--- Goal of the exercise ---
Go through the material and tally the lines containing the string "социальной". Give the total alone.

--- Data shown ---
::::

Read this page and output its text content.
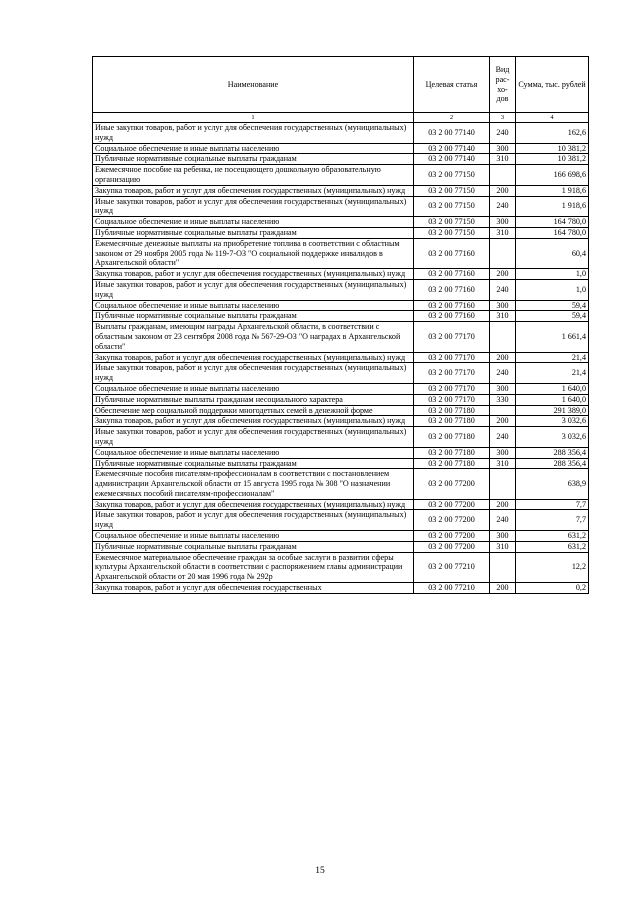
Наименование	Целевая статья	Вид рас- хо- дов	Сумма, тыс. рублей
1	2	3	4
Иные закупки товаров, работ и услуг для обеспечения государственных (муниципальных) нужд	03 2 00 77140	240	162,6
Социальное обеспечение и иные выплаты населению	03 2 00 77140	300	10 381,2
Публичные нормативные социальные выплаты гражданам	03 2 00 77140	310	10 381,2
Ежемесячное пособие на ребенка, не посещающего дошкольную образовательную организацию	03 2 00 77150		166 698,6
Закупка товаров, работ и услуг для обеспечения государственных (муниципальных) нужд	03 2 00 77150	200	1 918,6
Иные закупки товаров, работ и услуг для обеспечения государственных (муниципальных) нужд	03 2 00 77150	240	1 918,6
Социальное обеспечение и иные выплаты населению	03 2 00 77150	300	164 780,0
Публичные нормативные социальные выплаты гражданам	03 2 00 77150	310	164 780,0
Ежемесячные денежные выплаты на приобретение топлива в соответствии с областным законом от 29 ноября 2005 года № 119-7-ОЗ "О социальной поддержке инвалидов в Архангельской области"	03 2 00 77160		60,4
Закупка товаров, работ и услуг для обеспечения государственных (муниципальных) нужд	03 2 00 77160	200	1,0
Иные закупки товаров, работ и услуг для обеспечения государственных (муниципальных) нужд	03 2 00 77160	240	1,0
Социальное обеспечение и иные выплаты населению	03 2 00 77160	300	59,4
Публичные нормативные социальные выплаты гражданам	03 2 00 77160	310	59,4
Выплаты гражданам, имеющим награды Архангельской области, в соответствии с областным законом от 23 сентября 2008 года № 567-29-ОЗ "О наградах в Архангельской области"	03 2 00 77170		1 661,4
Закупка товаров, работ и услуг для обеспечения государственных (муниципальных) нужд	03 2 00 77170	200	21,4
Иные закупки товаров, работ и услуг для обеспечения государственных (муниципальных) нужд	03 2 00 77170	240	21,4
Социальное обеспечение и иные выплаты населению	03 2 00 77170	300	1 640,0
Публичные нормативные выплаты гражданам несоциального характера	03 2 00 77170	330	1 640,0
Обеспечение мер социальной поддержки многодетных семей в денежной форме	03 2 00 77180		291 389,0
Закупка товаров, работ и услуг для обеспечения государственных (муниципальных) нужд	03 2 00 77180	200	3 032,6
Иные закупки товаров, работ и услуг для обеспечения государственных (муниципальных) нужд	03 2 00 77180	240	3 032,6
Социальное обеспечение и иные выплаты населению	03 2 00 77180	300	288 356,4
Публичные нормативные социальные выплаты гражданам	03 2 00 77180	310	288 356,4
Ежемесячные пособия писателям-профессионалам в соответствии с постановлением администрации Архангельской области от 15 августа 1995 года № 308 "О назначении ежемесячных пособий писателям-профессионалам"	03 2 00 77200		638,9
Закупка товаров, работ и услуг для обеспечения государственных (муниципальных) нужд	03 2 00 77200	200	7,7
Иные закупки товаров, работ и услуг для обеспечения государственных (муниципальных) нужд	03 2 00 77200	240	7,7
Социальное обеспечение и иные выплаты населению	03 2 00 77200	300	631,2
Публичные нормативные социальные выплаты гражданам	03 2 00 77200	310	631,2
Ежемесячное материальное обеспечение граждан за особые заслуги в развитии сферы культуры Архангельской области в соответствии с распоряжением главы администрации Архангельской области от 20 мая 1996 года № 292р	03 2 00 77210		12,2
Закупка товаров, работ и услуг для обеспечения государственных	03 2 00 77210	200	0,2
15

::::

--- Response to this task ---
2